-------- PAGE TEXT --------

The museum is currently closed for an 18-month renovation project, and is expected to open again in June 2007, whereupon Bishop Adoyo and other church representatives plan to petition the curators in an effort to persuade them "to force the museum to change its focus."


The article continues,

It was these comments Leakey termed outrageous. Calling members of the Pentecostal church fundamentalists, Leakey added: "Their theories are far, far from the mainstream on this. They cannot be allowed to meddle with what is the world's leading collection of these types of fossils."

If, as fundamentalists claim, evolution is just a theory, then there seems no reason why evolution could not be brought into the religious classroom, or be included as a separate book added on to the bible, to be taught as another belief system embraced by millions world-wide. The fact that this doesn't happen at the moment is because such ideas would not so much detract from any implicit religious concept of the emergence and purpose of life and intelligence, more that they would deprive them of precious time in which to preach their beliefs to an essentially captive audience.

Of course, evolution will never be taught in this context, as it would be objectionable to all concerned - scientists would protest that evolution was being de-coupled from its rightful connection to the scientific method - it's possible that some might regard it as an ideal opportunity to get their objective message across
to a subjective audience. However. it's likely many scientists would refuse to teach in the context of a religious environment under any circumstances.

Religious educators might take a similarly dim view of the idea, arguing that science leads away from doctrine, and vehemently discourages religious acceptance in any form - however, others might welcome an opportunity to engage in a dialogue between two seemingly irreconcilable sets of ideas.

As far as Richard Leakey is concerned, it must be frustrating to reach the end of his career only to find all that he has worked for is under threat from an unexpected direction. In the decades during which much of his career was spent, science to many appeared to be winning an ideological battle against what it considered to be the superstition of religion. The world had been riven by two disastrous world wars and countless other conflicts, and it may have been as a result of this that church attendance in the western world began to decline dramatically.

Other monotheistic practices continued, seemingly in the background to the western psyche, to whom the concept of fundamentalism was almost unknown up until the late 1970s, and the fall of the shah of Iran and the unstoppable rise of the ayatollahs. At the same time, Christian fundamentalism in the West, although extant, maintained a much lower profile than is the case today.

A new material world was being constructed, one that promised greater opportunity, more jobs but less arduous work, idyllic leisure time and a world of labour-saving gadgetry hitherto undreamed of. And to cap it all, we landed men on the Moon - the giant leap had been made, and we seemed set for the stars.

--------

> _WRITTEN PROBLEM 1_:
Answer each question from the passage on Richard Leakey.
(a) In what month and year is the museum expected to open again?
(b) What term did Leakey use for members of the Pentecostal church?
(c) Until when was the concept of fundamentalism almost unknown to the western psyche?
> _WRITTEN PROBLEM 2_: List every promise of the new material world named in the passage on Richard Leakey, using its wording.
> _WRITTEN PROBLEM 3_: Return the passage on Richard Leakey word for word from "A new material" up to and including "for the stars.".
The data appended to this page has no role in any of these tasks.

-------- DATA --------

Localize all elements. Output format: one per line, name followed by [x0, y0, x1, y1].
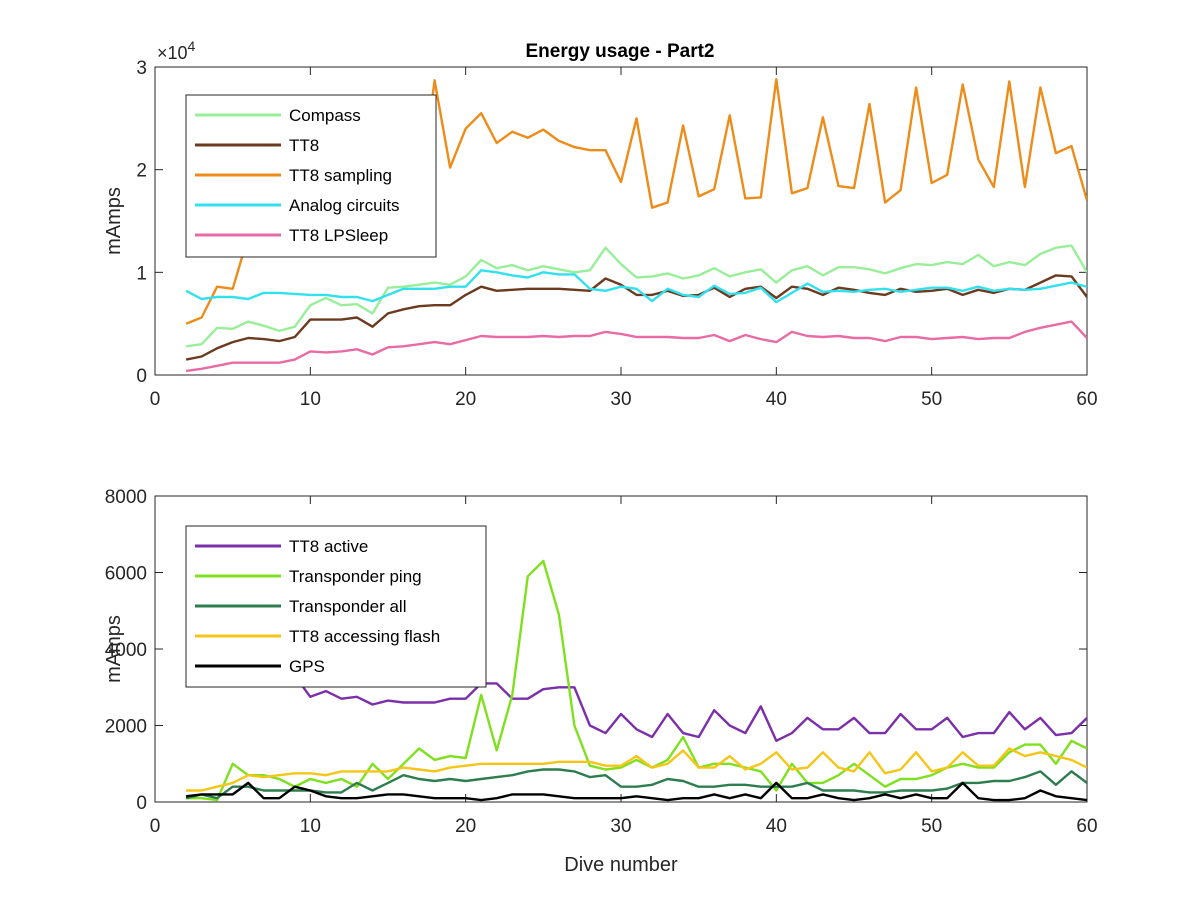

--------

> _EXPECTED OUTPUT 1_:
(a) June 2007
(b) Fundamentalists
(c) The late 1970s

> _EXPECTED OUTPUT 2_:
- greater opportunity
- more jobs but less arduous work
- idyllic leisure time
- a world of labour-saving gadgetry hitherto undreamed of

> _EXPECTED OUTPUT 3_:
A new material world was being constructed, one that promised greater opportunity, more jobs but less arduous work, idyllic leisure time and a world of labour-saving gadgetry hitherto undreamed of. And to cap it all, we landed men on the Moon - the giant leap had been made, and we seemed set for the stars.